INPUT DATA:
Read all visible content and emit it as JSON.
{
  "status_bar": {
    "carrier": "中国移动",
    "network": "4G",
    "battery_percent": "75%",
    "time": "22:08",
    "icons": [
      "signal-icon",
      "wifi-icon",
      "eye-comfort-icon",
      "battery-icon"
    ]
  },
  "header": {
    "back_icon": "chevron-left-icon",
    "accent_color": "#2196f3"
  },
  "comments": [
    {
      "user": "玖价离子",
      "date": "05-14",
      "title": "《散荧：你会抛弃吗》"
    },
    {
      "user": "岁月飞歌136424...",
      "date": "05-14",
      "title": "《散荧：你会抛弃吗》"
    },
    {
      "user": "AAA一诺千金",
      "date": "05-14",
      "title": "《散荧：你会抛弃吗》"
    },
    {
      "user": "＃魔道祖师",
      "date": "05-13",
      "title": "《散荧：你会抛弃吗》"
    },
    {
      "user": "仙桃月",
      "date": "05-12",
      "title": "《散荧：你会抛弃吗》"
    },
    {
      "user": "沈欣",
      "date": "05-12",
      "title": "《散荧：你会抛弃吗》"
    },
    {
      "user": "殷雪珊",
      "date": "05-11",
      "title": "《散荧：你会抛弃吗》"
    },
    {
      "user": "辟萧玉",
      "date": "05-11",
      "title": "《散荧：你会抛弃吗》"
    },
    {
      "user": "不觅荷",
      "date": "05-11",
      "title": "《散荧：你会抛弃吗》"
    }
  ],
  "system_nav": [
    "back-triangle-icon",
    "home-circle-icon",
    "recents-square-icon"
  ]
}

...

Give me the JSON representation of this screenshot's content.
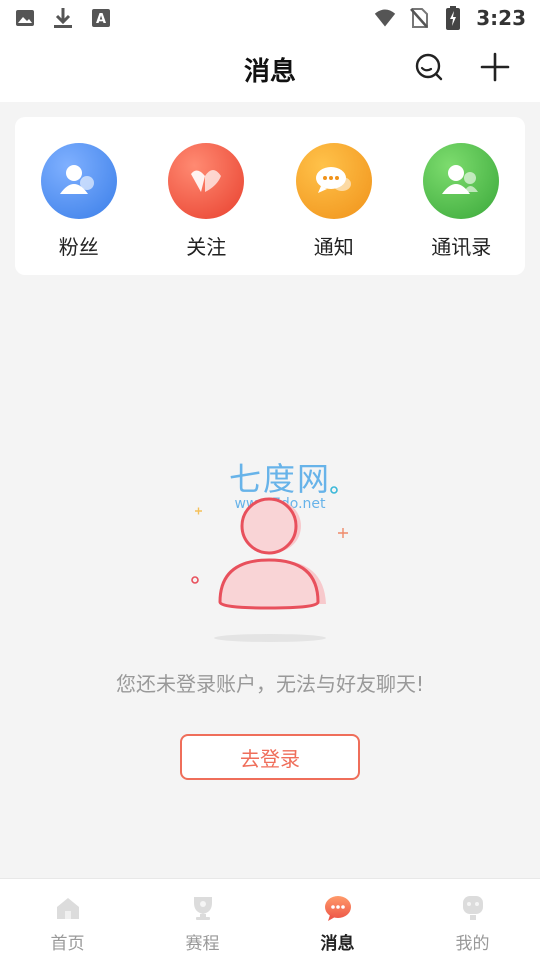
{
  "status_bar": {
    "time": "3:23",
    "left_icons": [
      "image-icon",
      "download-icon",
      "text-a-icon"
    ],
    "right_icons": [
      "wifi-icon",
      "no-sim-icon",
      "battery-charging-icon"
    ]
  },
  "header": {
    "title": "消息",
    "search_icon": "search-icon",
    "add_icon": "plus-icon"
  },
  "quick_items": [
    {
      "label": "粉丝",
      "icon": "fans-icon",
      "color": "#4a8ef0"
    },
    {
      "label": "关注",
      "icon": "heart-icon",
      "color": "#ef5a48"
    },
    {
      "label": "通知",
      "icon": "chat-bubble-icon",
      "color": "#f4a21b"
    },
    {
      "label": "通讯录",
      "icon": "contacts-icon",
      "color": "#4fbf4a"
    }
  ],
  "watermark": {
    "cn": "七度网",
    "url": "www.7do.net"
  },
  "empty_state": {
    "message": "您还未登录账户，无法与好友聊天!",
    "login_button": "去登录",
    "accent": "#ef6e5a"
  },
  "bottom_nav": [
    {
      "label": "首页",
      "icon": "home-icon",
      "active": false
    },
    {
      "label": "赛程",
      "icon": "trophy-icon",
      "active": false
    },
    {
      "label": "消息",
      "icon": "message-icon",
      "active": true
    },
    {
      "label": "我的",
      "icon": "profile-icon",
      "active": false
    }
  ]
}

WHAT THIS TASK INVOLVES:
Look through the entries and return every line where "user" appears.

EXERCISE ANSWER:
      "user": "玖价离子",
      "user": "岁月飞歌136424...",
      "user": "AAA一诺千金",
      "user": "＃魔道祖师",
      "user": "仙桃月",
      "user": "沈欣",
      "user": "殷雪珊",
      "user": "辟萧玉",
      "user": "不觅荷",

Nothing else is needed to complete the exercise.